Extracted records:
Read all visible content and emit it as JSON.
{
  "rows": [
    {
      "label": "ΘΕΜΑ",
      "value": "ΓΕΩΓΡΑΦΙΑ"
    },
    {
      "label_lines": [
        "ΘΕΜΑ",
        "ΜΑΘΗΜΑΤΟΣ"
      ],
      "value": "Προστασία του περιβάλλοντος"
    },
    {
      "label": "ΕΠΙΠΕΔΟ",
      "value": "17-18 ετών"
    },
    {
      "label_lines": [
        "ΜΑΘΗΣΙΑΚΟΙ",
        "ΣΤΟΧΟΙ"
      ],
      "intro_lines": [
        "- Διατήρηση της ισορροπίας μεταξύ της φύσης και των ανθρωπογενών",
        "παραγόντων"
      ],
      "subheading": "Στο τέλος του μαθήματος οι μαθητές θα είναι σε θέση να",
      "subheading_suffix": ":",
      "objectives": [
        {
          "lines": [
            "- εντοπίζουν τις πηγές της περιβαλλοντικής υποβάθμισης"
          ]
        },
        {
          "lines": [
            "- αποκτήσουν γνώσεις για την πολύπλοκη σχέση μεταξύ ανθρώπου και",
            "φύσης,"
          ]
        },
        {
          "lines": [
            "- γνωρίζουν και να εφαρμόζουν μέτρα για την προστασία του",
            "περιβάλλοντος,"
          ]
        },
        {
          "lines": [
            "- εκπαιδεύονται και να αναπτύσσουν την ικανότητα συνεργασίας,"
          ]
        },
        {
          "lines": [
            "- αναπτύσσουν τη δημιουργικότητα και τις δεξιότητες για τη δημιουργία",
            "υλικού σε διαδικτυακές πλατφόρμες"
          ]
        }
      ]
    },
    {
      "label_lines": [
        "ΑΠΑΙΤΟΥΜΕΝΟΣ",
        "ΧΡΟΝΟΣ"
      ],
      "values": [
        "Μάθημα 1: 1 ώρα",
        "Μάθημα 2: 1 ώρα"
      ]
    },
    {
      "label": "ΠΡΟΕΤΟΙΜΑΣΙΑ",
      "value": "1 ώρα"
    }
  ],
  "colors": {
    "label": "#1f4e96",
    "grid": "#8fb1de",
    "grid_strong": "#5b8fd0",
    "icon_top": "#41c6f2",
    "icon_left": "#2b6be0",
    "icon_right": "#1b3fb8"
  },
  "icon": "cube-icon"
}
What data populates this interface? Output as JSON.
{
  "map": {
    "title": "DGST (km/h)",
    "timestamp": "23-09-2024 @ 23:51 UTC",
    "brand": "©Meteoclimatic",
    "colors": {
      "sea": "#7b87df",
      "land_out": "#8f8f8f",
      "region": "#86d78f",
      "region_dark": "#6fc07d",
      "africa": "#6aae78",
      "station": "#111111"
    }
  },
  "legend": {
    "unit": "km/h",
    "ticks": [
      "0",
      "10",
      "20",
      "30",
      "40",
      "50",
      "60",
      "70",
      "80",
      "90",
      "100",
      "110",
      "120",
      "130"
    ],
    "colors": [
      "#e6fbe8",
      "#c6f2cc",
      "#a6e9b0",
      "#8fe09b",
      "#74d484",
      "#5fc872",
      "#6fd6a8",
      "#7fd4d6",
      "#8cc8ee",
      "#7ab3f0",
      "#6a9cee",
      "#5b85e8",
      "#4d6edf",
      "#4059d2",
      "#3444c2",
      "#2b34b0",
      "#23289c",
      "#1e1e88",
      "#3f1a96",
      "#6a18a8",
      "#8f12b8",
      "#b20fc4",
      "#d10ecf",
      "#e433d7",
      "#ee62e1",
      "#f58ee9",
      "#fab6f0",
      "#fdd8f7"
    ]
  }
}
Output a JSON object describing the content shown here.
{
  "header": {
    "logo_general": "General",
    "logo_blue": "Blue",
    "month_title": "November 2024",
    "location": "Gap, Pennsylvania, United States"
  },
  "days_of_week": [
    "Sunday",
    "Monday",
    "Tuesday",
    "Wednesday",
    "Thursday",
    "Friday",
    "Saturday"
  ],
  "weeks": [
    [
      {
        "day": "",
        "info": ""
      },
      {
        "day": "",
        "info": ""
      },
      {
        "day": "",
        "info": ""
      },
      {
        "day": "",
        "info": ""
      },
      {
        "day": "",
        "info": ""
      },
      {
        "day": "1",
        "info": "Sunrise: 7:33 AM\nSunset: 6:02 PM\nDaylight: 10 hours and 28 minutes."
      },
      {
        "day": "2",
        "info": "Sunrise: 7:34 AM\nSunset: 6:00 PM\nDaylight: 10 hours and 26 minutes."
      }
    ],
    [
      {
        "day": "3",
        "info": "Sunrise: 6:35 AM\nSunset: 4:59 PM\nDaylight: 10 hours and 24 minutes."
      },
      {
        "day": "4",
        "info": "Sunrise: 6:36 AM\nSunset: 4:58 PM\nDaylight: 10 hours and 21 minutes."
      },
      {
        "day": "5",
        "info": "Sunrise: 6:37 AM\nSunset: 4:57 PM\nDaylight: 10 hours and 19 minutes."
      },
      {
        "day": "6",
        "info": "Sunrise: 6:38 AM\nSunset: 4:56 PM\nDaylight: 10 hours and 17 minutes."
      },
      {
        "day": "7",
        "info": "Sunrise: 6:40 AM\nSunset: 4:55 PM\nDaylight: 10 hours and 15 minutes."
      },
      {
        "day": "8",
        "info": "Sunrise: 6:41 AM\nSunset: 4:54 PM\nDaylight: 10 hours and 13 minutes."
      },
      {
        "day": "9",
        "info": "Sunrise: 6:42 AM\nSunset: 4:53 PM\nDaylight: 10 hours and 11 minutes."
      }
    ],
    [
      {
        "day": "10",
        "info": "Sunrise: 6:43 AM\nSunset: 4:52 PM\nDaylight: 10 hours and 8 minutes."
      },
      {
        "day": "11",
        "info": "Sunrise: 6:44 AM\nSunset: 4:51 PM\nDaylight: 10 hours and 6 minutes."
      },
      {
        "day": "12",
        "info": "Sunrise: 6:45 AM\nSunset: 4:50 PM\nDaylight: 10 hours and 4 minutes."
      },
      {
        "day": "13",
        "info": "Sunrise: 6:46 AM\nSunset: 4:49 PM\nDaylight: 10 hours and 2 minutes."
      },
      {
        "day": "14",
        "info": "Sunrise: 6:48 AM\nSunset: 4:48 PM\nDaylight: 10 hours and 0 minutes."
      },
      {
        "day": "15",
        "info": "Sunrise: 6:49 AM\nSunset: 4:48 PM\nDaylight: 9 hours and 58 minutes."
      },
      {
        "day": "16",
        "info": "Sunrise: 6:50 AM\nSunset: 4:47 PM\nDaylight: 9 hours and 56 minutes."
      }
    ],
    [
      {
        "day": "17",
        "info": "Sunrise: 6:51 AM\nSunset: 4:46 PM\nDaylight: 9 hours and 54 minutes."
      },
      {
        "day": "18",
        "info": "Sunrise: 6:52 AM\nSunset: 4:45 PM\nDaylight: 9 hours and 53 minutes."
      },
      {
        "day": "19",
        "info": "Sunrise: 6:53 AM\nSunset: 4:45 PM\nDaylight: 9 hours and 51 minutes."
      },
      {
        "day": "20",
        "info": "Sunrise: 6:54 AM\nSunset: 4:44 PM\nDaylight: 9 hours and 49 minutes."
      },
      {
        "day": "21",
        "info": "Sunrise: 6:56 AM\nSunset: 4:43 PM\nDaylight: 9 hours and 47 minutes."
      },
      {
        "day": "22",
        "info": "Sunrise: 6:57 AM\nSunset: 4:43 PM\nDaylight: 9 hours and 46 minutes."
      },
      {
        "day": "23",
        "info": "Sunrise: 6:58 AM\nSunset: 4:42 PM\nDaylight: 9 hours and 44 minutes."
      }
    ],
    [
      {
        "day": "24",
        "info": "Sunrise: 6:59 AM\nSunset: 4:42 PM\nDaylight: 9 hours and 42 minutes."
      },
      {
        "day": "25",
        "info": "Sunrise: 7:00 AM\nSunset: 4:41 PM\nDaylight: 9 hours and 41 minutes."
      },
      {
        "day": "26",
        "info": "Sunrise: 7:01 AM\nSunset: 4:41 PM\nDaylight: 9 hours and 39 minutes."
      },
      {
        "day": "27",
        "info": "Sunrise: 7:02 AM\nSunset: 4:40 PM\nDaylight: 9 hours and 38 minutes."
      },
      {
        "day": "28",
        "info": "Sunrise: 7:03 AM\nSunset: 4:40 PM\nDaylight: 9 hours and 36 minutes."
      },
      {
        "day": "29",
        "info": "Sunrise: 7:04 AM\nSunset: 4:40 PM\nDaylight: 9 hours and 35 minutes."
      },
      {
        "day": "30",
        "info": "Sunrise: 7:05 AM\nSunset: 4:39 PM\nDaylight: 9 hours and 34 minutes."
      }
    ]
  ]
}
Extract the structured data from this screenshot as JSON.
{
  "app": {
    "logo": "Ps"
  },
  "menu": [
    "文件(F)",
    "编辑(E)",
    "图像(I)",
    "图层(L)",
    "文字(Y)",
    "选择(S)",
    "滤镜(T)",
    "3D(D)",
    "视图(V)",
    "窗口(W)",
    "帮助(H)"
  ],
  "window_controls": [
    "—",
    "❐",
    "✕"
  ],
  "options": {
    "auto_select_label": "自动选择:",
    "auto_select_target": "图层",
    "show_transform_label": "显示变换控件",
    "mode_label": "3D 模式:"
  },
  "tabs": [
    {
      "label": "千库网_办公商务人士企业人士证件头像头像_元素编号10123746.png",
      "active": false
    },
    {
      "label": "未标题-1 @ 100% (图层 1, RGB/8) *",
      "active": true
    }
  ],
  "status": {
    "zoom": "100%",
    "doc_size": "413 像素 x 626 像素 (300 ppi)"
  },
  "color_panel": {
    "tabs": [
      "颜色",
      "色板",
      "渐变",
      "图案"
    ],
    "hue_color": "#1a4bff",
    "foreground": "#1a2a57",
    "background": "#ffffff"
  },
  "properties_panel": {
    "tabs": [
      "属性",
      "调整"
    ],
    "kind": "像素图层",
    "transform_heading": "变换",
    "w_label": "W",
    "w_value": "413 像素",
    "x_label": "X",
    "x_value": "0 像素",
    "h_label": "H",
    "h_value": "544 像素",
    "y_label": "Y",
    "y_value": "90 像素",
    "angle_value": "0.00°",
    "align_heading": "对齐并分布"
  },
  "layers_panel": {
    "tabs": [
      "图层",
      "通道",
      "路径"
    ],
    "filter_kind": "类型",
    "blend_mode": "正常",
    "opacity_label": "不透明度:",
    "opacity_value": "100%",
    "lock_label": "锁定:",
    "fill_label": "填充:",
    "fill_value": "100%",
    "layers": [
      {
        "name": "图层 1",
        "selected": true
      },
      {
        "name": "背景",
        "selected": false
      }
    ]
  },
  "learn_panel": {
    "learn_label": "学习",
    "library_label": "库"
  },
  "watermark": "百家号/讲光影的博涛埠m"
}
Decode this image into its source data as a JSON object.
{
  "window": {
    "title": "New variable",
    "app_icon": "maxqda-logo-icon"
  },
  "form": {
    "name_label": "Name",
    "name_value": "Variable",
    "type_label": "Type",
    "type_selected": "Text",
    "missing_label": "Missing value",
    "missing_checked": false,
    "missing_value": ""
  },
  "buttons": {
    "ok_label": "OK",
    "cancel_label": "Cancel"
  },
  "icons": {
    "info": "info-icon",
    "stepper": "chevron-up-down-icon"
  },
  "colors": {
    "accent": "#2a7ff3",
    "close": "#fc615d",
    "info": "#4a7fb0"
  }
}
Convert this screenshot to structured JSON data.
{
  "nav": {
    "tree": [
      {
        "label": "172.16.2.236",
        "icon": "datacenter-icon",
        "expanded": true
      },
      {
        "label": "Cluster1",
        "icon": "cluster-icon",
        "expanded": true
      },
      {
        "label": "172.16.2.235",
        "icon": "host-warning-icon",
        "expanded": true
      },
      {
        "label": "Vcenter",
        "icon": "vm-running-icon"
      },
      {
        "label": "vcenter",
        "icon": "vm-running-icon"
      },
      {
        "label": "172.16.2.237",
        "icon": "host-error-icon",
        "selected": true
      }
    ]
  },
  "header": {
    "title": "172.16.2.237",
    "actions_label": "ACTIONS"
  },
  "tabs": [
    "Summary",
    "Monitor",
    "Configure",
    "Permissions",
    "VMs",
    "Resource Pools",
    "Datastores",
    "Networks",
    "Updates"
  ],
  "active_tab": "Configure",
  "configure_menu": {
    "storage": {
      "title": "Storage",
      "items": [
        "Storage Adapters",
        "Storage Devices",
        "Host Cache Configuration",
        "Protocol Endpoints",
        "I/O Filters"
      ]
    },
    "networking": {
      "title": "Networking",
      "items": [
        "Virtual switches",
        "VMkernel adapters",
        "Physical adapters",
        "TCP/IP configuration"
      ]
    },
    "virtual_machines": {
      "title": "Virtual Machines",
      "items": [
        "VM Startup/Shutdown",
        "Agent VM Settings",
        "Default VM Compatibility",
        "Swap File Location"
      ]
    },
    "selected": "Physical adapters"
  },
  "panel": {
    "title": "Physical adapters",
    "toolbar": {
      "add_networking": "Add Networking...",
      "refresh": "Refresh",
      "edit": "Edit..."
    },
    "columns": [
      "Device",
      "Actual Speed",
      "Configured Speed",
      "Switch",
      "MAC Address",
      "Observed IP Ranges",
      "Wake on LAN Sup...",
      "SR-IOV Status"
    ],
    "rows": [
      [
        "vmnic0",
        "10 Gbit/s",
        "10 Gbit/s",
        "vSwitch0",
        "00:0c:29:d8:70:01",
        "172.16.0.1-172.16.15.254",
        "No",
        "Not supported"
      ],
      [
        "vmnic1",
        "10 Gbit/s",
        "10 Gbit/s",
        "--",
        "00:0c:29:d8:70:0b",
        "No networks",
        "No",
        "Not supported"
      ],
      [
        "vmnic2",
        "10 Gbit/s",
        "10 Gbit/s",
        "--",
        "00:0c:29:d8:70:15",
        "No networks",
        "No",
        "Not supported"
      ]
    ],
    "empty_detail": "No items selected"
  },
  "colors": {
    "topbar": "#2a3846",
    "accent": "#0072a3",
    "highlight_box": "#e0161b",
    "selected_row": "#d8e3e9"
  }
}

**What you need to do:** Locate each line with the word "φύσης" and copy it.

**Finished task:**
        "- Διατήρηση της ισορροπίας μεταξύ της φύσης και των ανθρωπογενών",
            "φύσης,"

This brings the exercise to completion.